Given instruction:
Print verbatim the lines of the entries from the one containing "Convert this document image to plain text." to the last, inclusive, and no others.

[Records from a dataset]
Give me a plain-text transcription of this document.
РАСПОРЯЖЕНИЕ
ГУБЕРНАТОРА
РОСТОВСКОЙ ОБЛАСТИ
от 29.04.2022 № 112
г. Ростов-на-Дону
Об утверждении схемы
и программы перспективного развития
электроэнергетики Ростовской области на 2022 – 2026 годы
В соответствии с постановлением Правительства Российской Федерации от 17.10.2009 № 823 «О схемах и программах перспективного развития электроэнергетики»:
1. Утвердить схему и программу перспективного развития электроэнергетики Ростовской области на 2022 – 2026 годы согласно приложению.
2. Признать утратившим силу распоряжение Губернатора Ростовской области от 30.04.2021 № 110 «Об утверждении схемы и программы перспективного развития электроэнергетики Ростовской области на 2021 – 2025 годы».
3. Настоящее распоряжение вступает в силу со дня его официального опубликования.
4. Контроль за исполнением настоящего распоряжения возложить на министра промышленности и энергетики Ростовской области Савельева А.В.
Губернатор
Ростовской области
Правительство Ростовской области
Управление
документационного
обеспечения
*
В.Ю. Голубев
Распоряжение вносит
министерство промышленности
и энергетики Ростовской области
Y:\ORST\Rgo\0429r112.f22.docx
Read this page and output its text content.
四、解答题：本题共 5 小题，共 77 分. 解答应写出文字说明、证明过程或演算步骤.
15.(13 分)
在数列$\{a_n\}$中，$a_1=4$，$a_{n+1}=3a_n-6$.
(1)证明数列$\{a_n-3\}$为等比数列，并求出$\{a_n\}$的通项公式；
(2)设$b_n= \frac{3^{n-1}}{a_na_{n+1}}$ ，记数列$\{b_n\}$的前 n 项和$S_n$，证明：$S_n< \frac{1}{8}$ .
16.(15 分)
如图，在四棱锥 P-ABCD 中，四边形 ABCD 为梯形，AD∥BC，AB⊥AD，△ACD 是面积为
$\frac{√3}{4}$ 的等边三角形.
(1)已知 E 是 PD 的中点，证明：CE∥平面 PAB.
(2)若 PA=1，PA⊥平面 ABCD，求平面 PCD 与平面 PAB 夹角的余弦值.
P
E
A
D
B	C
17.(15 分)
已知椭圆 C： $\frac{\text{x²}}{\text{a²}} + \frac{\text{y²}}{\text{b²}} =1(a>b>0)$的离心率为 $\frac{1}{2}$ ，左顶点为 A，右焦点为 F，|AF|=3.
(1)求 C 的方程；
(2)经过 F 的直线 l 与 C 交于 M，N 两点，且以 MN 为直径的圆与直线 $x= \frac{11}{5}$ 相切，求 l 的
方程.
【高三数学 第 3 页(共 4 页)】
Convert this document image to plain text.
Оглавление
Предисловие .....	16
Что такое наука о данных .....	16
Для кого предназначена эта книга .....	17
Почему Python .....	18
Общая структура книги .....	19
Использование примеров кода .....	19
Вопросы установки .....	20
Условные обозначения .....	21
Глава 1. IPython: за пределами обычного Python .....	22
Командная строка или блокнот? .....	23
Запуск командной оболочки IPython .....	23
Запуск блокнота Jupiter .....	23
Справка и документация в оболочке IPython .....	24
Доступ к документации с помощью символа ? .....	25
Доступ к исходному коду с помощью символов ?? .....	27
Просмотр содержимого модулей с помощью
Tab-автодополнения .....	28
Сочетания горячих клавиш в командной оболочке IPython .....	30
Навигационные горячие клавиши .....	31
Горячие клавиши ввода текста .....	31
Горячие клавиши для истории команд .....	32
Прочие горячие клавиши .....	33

Result:
Convert this document image to plain text.
Оглавление
Предисловие .....	16
Что такое наука о данных .....	16
Для кого предназначена эта книга .....	17
Почему Python .....	18
Общая структура книги .....	19
Использование примеров кода .....	19
Вопросы установки .....	20
Условные обозначения .....	21
Глава 1. IPython: за пределами обычного Python .....	22
Командная строка или блокнот? .....	23
Запуск командной оболочки IPython .....	23
Запуск блокнота Jupiter .....	23
Справка и документация в оболочке IPython .....	24
Доступ к документации с помощью символа ? .....	25
Доступ к исходному коду с помощью символов ?? .....	27
Просмотр содержимого модулей с помощью
Tab-автодополнения .....	28
Сочетания горячих клавиш в командной оболочке IPython .....	30
Навигационные горячие клавиши .....	31
Горячие клавиши ввода текста .....	31
Горячие клавиши для истории команд .....	32
Прочие горячие клавиши .....	33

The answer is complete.